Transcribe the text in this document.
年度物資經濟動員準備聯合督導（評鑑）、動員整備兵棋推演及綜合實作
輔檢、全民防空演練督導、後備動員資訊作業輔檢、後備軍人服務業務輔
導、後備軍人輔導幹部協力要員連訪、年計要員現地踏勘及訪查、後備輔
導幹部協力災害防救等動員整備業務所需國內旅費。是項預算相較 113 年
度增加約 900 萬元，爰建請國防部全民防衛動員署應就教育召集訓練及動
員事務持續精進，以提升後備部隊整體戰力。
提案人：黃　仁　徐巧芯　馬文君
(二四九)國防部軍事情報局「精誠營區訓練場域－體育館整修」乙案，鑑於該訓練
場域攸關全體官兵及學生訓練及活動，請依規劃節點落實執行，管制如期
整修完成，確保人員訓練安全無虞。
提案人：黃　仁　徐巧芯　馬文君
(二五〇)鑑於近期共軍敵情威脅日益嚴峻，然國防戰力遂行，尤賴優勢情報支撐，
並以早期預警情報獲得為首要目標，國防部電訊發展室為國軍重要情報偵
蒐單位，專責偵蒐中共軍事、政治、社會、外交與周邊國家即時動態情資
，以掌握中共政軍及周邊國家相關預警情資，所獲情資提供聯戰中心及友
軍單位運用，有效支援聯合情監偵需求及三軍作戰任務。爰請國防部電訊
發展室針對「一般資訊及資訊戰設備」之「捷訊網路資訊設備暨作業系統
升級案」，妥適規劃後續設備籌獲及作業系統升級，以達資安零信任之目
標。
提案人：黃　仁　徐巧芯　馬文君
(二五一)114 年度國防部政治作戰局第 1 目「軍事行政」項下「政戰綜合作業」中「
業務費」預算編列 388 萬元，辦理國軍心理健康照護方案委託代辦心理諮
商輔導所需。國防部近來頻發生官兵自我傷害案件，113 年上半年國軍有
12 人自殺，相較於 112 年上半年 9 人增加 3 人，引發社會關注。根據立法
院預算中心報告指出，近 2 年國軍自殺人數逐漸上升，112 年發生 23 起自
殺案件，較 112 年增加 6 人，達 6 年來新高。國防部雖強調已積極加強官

= = =

[Goal of the exercise] Output every line above without altering anything.

[Result of the exercise]
Transcribe the text in this document.
年度物資經濟動員準備聯合督導（評鑑）、動員整備兵棋推演及綜合實作
輔檢、全民防空演練督導、後備動員資訊作業輔檢、後備軍人服務業務輔
導、後備軍人輔導幹部協力要員連訪、年計要員現地踏勘及訪查、後備輔
導幹部協力災害防救等動員整備業務所需國內旅費。是項預算相較 113 年
度增加約 900 萬元，爰建請國防部全民防衛動員署應就教育召集訓練及動
員事務持續精進，以提升後備部隊整體戰力。
提案人：黃　仁　徐巧芯　馬文君
(二四九)國防部軍事情報局「精誠營區訓練場域－體育館整修」乙案，鑑於該訓練
場域攸關全體官兵及學生訓練及活動，請依規劃節點落實執行，管制如期
整修完成，確保人員訓練安全無虞。
提案人：黃　仁　徐巧芯　馬文君
(二五〇)鑑於近期共軍敵情威脅日益嚴峻，然國防戰力遂行，尤賴優勢情報支撐，
並以早期預警情報獲得為首要目標，國防部電訊發展室為國軍重要情報偵
蒐單位，專責偵蒐中共軍事、政治、社會、外交與周邊國家即時動態情資
，以掌握中共政軍及周邊國家相關預警情資，所獲情資提供聯戰中心及友
軍單位運用，有效支援聯合情監偵需求及三軍作戰任務。爰請國防部電訊
發展室針對「一般資訊及資訊戰設備」之「捷訊網路資訊設備暨作業系統
升級案」，妥適規劃後續設備籌獲及作業系統升級，以達資安零信任之目
標。
提案人：黃　仁　徐巧芯　馬文君
(二五一)114 年度國防部政治作戰局第 1 目「軍事行政」項下「政戰綜合作業」中「
業務費」預算編列 388 萬元，辦理國軍心理健康照護方案委託代辦心理諮
商輔導所需。國防部近來頻發生官兵自我傷害案件，113 年上半年國軍有
12 人自殺，相較於 112 年上半年 9 人增加 3 人，引發社會關注。根據立法
院預算中心報告指出，近 2 年國軍自殺人數逐漸上升，112 年發生 23 起自
殺案件，較 112 年增加 6 人，達 6 年來新高。國防部雖強調已積極加強官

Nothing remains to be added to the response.